» THE EXERCISE:
Note how many lines include the word "title", and give that number by itself.
— start —
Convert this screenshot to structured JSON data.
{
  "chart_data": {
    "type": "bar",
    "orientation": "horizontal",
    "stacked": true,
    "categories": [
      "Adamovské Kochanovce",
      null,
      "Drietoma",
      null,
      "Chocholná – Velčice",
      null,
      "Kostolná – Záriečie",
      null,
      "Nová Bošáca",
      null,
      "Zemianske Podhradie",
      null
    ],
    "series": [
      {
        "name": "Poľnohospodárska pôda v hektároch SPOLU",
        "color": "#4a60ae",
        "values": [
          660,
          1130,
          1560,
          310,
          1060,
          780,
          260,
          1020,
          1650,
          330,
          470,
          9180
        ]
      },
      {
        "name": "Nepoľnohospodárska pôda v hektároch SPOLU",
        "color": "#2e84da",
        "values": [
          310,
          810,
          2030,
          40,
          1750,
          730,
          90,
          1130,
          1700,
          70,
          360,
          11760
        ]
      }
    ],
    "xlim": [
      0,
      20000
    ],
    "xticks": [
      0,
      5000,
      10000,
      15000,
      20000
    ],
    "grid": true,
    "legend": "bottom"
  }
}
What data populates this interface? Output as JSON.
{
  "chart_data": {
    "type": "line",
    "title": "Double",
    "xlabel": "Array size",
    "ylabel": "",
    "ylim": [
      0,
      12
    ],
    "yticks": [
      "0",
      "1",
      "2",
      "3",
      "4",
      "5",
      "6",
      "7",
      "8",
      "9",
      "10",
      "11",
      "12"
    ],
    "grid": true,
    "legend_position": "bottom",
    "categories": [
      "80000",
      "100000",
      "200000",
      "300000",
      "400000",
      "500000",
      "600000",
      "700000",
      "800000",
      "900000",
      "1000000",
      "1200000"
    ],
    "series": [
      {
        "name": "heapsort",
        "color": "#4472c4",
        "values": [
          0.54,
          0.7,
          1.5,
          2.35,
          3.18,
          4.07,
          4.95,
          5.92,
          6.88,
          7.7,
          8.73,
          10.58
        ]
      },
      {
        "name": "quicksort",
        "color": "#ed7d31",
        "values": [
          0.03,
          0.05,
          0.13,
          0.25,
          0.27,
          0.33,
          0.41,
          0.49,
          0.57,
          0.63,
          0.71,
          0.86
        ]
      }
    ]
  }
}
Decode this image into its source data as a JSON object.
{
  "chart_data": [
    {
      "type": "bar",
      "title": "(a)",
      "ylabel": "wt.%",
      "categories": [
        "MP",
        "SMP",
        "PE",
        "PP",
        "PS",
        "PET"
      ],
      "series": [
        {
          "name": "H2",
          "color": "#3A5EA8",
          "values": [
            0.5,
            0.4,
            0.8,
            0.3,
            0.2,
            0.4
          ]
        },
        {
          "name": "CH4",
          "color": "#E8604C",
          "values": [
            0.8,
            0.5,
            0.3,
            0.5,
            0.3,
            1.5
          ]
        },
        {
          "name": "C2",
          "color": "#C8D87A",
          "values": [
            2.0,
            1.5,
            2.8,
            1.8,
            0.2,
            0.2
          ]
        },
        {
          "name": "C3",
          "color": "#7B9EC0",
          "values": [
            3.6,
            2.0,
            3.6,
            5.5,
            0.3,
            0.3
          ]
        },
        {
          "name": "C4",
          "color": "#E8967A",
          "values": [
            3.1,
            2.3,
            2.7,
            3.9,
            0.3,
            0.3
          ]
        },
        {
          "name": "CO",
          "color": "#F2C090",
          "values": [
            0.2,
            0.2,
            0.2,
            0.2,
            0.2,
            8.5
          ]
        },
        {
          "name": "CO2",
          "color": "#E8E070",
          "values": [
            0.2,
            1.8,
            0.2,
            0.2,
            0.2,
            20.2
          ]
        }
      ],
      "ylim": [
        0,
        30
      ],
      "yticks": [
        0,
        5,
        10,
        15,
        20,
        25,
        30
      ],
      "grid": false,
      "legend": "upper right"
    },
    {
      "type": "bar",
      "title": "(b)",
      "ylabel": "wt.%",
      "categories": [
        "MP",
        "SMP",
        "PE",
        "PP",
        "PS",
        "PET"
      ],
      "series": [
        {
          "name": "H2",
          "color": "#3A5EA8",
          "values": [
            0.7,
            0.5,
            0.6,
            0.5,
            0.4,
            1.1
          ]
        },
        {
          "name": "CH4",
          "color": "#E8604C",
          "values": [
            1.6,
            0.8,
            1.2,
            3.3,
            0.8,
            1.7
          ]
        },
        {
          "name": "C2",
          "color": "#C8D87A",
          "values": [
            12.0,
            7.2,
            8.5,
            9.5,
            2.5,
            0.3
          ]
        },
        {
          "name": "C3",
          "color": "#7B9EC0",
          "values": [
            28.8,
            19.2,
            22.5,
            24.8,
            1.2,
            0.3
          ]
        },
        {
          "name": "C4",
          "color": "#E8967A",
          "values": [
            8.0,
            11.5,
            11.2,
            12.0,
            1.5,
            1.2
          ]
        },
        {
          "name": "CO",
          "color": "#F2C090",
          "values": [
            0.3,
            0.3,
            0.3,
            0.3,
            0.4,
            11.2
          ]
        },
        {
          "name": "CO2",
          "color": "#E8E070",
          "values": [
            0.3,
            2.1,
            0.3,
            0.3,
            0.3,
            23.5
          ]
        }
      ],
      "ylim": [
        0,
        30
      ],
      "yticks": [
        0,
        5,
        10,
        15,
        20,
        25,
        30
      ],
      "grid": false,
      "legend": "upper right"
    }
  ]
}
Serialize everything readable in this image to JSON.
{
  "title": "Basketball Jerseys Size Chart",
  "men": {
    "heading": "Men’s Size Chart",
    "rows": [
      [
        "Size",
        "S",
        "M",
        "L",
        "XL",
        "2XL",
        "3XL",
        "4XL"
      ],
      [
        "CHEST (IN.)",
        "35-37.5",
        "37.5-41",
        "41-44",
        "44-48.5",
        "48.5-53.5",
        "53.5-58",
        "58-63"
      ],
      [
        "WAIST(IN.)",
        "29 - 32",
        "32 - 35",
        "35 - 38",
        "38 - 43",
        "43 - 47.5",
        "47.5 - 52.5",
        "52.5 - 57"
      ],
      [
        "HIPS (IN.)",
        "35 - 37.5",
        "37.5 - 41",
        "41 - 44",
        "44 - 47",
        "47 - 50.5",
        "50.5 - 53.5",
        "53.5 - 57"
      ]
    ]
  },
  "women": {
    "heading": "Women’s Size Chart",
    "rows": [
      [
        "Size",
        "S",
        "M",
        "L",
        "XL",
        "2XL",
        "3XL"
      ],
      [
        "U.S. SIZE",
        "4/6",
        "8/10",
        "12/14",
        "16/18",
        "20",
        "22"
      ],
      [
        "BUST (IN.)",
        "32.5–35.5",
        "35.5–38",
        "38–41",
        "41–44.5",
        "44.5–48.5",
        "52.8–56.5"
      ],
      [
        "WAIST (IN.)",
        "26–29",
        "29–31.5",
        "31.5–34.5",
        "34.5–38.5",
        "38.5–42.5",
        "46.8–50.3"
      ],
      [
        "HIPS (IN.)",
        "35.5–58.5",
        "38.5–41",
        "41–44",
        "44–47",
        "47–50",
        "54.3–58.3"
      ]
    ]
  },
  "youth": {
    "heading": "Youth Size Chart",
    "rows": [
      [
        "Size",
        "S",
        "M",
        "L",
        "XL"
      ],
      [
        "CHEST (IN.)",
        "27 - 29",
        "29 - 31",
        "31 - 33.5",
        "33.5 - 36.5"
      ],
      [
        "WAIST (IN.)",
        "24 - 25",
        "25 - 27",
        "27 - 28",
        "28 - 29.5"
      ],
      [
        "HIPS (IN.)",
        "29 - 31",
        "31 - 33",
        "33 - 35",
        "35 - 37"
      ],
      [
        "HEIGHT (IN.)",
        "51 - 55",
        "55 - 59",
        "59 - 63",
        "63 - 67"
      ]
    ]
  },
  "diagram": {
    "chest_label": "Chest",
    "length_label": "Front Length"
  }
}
— end —
» EXPECTED ANSWER:
4